**Written exercise:** Put the listing, from its first line through the line containing "amount-cell: 1,250,696 bbox=[423, 418, 509, 471]", into a Markdown table with the columns Number and Entry, giving each line a row number and omitting blank lines.

==================================================

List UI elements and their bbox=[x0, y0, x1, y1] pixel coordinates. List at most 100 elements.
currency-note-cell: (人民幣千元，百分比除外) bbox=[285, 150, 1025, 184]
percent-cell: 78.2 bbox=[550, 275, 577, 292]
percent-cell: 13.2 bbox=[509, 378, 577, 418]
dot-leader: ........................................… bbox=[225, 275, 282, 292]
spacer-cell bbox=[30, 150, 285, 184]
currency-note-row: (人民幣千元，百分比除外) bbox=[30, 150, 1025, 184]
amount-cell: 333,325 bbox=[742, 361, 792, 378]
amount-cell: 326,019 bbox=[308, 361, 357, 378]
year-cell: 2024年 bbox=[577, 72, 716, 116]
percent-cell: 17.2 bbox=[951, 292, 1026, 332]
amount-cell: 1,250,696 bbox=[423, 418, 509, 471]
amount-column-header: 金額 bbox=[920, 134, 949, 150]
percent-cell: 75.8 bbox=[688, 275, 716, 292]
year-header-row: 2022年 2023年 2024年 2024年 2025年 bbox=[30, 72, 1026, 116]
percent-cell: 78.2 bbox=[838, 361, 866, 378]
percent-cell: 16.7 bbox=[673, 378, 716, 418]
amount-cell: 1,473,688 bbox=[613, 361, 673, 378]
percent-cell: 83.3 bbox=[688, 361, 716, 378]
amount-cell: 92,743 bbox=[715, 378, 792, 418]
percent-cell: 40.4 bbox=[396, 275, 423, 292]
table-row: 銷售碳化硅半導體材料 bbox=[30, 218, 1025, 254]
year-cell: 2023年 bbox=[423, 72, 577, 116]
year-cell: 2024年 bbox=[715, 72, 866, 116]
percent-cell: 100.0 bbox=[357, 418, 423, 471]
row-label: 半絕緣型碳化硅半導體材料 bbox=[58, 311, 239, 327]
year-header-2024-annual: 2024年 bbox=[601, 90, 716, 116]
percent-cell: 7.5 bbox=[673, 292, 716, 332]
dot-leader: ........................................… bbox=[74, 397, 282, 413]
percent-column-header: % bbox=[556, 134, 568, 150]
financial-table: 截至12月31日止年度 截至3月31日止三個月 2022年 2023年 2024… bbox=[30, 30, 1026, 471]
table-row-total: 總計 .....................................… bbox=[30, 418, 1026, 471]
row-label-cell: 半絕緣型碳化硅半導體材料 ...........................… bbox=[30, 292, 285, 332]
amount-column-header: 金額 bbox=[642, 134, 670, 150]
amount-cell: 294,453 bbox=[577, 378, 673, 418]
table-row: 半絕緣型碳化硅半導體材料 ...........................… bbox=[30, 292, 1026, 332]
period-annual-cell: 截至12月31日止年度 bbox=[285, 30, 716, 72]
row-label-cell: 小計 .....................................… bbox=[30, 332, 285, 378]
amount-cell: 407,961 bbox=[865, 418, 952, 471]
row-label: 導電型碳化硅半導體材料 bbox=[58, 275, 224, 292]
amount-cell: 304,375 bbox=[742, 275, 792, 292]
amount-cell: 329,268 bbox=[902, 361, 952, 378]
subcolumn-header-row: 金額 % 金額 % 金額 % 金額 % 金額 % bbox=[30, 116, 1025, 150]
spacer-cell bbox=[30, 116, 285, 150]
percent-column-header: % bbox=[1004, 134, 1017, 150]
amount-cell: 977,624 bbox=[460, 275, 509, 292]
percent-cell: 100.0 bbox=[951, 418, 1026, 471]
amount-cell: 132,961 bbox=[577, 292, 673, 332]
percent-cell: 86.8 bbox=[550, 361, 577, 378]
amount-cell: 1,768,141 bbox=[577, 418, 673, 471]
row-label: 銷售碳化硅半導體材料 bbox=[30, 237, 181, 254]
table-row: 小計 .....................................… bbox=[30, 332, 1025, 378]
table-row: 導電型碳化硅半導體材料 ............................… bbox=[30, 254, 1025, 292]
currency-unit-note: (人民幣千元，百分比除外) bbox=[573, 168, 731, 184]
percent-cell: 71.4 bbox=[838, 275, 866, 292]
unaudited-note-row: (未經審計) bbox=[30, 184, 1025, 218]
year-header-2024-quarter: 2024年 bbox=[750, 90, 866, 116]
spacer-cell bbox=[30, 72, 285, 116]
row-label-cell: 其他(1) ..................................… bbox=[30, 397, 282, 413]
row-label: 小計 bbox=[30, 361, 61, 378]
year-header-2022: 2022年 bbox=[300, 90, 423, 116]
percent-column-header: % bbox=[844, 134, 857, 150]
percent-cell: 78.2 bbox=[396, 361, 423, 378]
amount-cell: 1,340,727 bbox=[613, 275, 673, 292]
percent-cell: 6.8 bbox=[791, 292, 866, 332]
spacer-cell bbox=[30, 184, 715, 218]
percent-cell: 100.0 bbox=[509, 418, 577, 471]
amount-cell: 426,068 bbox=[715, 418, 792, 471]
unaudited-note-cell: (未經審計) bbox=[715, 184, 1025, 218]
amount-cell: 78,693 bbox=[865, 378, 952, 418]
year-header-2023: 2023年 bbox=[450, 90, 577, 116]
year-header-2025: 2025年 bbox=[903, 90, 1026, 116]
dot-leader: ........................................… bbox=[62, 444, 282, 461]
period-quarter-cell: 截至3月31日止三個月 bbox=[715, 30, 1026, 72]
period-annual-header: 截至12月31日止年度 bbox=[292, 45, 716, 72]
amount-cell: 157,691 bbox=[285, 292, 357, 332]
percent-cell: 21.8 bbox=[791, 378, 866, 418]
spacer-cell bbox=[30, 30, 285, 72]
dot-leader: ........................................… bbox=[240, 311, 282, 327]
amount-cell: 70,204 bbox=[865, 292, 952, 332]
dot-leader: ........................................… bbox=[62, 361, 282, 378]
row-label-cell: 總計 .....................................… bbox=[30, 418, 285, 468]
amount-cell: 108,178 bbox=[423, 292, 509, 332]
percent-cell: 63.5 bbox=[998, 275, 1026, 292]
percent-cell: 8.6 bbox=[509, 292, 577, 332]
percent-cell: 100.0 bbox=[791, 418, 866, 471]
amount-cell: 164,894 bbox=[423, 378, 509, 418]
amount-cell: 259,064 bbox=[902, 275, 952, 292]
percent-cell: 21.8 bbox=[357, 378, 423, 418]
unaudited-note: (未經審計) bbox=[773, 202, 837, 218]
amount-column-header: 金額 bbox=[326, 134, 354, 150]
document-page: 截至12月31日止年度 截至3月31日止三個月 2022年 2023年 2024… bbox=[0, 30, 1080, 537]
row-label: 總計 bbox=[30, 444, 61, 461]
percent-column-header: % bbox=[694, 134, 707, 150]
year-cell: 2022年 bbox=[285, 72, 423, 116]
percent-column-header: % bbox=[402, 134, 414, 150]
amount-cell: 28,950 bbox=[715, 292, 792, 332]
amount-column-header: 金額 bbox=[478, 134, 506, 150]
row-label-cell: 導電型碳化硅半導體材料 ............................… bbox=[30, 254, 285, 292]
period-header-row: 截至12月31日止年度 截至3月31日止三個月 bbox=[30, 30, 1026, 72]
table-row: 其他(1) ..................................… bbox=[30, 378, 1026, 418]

==================================================

**The response:**
| Number | Entry |
|---|---|
| 1 | List UI elements and their bbox=[x0, y0, x1, y1] pixel coordinates. List at most 100 elements. |
| 2 | currency-note-cell: (人民幣千元，百分比除外) bbox=[285, 150, 1025, 184] |
| 3 | percent-cell: 78.2 bbox=[550, 275, 577, 292] |
| 4 | percent-cell: 13.2 bbox=[509, 378, 577, 418] |
| 5 | dot-leader: ........................................… bbox=[225, 275, 282, 292] |
| 6 | spacer-cell bbox=[30, 150, 285, 184] |
| 7 | currency-note-row: (人民幣千元，百分比除外) bbox=[30, 150, 1025, 184] |
| 8 | amount-cell: 333,325 bbox=[742, 361, 792, 378] |
| 9 | amount-cell: 326,019 bbox=[308, 361, 357, 378] |
| 10 | year-cell: 2024年 bbox=[577, 72, 716, 116] |
| 11 | percent-cell: 17.2 bbox=[951, 292, 1026, 332] |
| 12 | amount-cell: 1,250,696 bbox=[423, 418, 509, 471] |